• **TEXT PROVIDED**
<<<<
HRW urges government to protect families

Government actions in suppressing protests at Chingwizi transit camp in Masvingo could trigger a deeper humanitarian crisis, says the southern Africa director at Human Rights Watch, Tiseke Kasambala.

Kasambala said recent developments at the camp, where around 20,000 people are living, should not be an excuse for government to shut down the camp without plans to protect the displaced.

“The government should ensure that the displaced people are not denied their rights under international law and Zimbabwe’s constitution, including the rights to health, shelter, food and the prohibition of torture,” said Kasambala.

“The government should urgently restore health facilities at the camp, direct police to end their violence, and assure those in hiding that they can return to the camp safely.”

Earlier this month, anti-riot police beat and arrested hundreds of people at Chingwizi following protests that broke out after government closed the camp’s only health clinic.

About 30 police officers stationed at the camp attempted to quell the protests and violence broke out. Two police vehicles were burned.

The government has been trying to relocate residents to the Nuanetsi ranch in Mwenezi district, Masvingo province.? According to the statement, witnesses at the camp told HRW that two days after the protests, more than 200 armed anti-riot police arrived at the camp and indiscriminately beat up and arrested close to 300 people.
>>>>
• **Document structure recognition data**
<<<<
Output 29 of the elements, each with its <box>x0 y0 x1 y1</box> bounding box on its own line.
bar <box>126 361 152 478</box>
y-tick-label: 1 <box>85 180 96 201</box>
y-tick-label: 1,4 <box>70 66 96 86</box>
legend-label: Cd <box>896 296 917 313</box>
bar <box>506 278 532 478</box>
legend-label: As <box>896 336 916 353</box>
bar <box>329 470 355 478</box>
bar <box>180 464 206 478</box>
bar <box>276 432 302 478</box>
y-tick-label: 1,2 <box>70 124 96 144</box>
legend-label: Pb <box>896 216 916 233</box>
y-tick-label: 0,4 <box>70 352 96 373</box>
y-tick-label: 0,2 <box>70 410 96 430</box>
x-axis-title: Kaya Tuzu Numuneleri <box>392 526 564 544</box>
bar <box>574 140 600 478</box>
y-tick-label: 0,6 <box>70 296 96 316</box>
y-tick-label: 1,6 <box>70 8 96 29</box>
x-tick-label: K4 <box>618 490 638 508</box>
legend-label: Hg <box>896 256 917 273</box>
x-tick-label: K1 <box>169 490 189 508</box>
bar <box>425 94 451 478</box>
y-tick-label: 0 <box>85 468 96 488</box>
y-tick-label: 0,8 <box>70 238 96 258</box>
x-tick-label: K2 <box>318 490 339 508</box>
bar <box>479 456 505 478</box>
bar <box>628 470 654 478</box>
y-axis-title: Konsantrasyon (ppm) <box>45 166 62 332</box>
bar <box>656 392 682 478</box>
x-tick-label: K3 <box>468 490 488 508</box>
>>>>
• **WORK REQUEST A**
Translate this sentence from the article on the Chingwizi camp into Spanish: "About 30 police officers stationed at the camp attempted to quell the protests and violence broke out."
• **WORK REQUEST B**
From the article on the Chingwizi camp, pull out the passage starting at "HRW urges government" and ending at "protect the displaced.", word for word.

• **ANSWER SECTION A**
Unos 30 agentes de policía destacados en el campamento intentaron sofocar las protestas y estalló la violencia.

• **ANSWER SECTION B**
HRW urges government to protect families

Government actions in suppressing protests at Chingwizi transit camp in Masvingo could trigger a deeper humanitarian crisis, says the southern Africa director at Human Rights Watch, Tiseke Kasambala.

Kasambala said recent developments at the camp, where around 20,000 people are living, should not be an excuse for government to shut down the camp without plans to protect the displaced.